-- Begin Data lines --

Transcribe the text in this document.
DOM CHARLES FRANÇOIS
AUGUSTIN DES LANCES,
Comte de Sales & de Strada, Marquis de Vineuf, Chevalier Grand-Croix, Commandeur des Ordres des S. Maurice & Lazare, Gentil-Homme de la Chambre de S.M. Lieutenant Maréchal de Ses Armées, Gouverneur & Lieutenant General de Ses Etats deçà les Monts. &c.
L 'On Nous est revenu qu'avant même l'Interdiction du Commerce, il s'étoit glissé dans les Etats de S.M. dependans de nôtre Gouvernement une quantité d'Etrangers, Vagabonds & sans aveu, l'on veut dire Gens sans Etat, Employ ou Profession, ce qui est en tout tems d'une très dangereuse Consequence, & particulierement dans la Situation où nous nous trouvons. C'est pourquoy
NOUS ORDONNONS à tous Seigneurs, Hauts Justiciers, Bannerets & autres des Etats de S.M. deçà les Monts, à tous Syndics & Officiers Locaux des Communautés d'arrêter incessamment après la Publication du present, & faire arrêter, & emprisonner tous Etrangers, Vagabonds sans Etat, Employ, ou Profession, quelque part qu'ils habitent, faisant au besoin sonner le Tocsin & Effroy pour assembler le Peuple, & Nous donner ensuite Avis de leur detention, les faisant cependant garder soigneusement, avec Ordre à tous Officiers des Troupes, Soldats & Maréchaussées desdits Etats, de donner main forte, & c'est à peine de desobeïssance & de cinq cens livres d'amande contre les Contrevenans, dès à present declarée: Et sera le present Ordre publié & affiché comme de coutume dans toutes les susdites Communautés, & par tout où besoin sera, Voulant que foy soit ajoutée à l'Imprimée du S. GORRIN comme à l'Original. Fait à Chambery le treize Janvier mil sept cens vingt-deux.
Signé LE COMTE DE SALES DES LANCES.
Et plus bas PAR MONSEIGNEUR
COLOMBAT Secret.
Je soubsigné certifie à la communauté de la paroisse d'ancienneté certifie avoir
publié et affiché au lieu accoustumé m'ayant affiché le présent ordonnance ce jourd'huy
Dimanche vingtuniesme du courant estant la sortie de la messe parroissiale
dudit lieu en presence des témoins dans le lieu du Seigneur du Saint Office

-- End Data lines --

• Written task
Every entry should be printed again exactly as it stands.

• Solution for this task
Transcribe the text in this document.
DOM CHARLES FRANÇOIS
AUGUSTIN DES LANCES,
Comte de Sales & de Strada, Marquis de Vineuf, Chevalier Grand-Croix, Commandeur des Ordres des S. Maurice & Lazare, Gentil-Homme de la Chambre de S.M. Lieutenant Maréchal de Ses Armées, Gouverneur & Lieutenant General de Ses Etats deçà les Monts. &c.
L 'On Nous est revenu qu'avant même l'Interdiction du Commerce, il s'étoit glissé dans les Etats de S.M. dependans de nôtre Gouvernement une quantité d'Etrangers, Vagabonds & sans aveu, l'on veut dire Gens sans Etat, Employ ou Profession, ce qui est en tout tems d'une très dangereuse Consequence, & particulierement dans la Situation où nous nous trouvons. C'est pourquoy
NOUS ORDONNONS à tous Seigneurs, Hauts Justiciers, Bannerets & autres des Etats de S.M. deçà les Monts, à tous Syndics & Officiers Locaux des Communautés d'arrêter incessamment après la Publication du present, & faire arrêter, & emprisonner tous Etrangers, Vagabonds sans Etat, Employ, ou Profession, quelque part qu'ils habitent, faisant au besoin sonner le Tocsin & Effroy pour assembler le Peuple, & Nous donner ensuite Avis de leur detention, les faisant cependant garder soigneusement, avec Ordre à tous Officiers des Troupes, Soldats & Maréchaussées desdits Etats, de donner main forte, & c'est à peine de desobeïssance & de cinq cens livres d'amande contre les Contrevenans, dès à present declarée: Et sera le present Ordre publié & affiché comme de coutume dans toutes les susdites Communautés, & par tout où besoin sera, Voulant que foy soit ajoutée à l'Imprimée du S. GORRIN comme à l'Original. Fait à Chambery le treize Janvier mil sept cens vingt-deux.
Signé LE COMTE DE SALES DES LANCES.
Et plus bas PAR MONSEIGNEUR
COLOMBAT Secret.
Je soubsigné certifie à la communauté de la paroisse d'ancienneté certifie avoir
publié et affiché au lieu accoustumé m'ayant affiché le présent ordonnance ce jourd'huy
Dimanche vingtuniesme du courant estant la sortie de la messe parroissiale
dudit lieu en presence des témoins dans le lieu du Seigneur du Saint Office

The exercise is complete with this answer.